#### Exercise directions
Set down the whole listing verbatim.

#### Available records
____________________

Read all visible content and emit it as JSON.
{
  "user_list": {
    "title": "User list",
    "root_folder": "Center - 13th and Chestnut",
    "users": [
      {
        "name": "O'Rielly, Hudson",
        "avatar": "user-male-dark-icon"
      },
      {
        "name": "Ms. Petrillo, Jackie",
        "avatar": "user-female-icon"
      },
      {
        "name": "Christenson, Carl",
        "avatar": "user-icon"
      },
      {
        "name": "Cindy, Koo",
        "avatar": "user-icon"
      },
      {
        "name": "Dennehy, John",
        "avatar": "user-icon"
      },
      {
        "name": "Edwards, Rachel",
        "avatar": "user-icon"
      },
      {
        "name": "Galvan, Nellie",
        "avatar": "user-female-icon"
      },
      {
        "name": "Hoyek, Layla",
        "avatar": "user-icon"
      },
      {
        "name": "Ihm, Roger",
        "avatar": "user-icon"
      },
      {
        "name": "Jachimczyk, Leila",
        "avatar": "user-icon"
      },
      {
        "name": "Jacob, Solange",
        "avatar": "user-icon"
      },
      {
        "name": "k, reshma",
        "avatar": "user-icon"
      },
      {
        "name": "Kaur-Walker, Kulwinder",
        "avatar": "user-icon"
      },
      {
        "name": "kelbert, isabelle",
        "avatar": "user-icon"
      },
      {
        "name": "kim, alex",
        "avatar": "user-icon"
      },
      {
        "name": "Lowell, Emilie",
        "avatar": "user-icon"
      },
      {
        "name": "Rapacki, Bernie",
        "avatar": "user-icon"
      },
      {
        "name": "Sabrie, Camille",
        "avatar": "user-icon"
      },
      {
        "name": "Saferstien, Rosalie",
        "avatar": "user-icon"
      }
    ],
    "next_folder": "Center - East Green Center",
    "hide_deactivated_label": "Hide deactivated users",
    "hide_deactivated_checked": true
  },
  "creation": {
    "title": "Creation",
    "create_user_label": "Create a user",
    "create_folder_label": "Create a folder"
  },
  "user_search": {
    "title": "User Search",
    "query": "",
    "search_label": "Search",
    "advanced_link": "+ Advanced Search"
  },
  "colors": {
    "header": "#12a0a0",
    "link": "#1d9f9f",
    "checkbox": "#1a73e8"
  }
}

____________________

#### Response to the task
Read all visible content and emit it as JSON.
{
  "user_list": {
    "title": "User list",
    "root_folder": "Center - 13th and Chestnut",
    "users": [
      {
        "name": "O'Rielly, Hudson",
        "avatar": "user-male-dark-icon"
      },
      {
        "name": "Ms. Petrillo, Jackie",
        "avatar": "user-female-icon"
      },
      {
        "name": "Christenson, Carl",
        "avatar": "user-icon"
      },
      {
        "name": "Cindy, Koo",
        "avatar": "user-icon"
      },
      {
        "name": "Dennehy, John",
        "avatar": "user-icon"
      },
      {
        "name": "Edwards, Rachel",
        "avatar": "user-icon"
      },
      {
        "name": "Galvan, Nellie",
        "avatar": "user-female-icon"
      },
      {
        "name": "Hoyek, Layla",
        "avatar": "user-icon"
      },
      {
        "name": "Ihm, Roger",
        "avatar": "user-icon"
      },
      {
        "name": "Jachimczyk, Leila",
        "avatar": "user-icon"
      },
      {
        "name": "Jacob, Solange",
        "avatar": "user-icon"
      },
      {
        "name": "k, reshma",
        "avatar": "user-icon"
      },
      {
        "name": "Kaur-Walker, Kulwinder",
        "avatar": "user-icon"
      },
      {
        "name": "kelbert, isabelle",
        "avatar": "user-icon"
      },
      {
        "name": "kim, alex",
        "avatar": "user-icon"
      },
      {
        "name": "Lowell, Emilie",
        "avatar": "user-icon"
      },
      {
        "name": "Rapacki, Bernie",
        "avatar": "user-icon"
      },
      {
        "name": "Sabrie, Camille",
        "avatar": "user-icon"
      },
      {
        "name": "Saferstien, Rosalie",
        "avatar": "user-icon"
      }
    ],
    "next_folder": "Center - East Green Center",
    "hide_deactivated_label": "Hide deactivated users",
    "hide_deactivated_checked": true
  },
  "creation": {
    "title": "Creation",
    "create_user_label": "Create a user",
    "create_folder_label": "Create a folder"
  },
  "user_search": {
    "title": "User Search",
    "query": "",
    "search_label": "Search",
    "advanced_link": "+ Advanced Search"
  },
  "colors": {
    "header": "#12a0a0",
    "link": "#1d9f9f",
    "checkbox": "#1a73e8"
  }
}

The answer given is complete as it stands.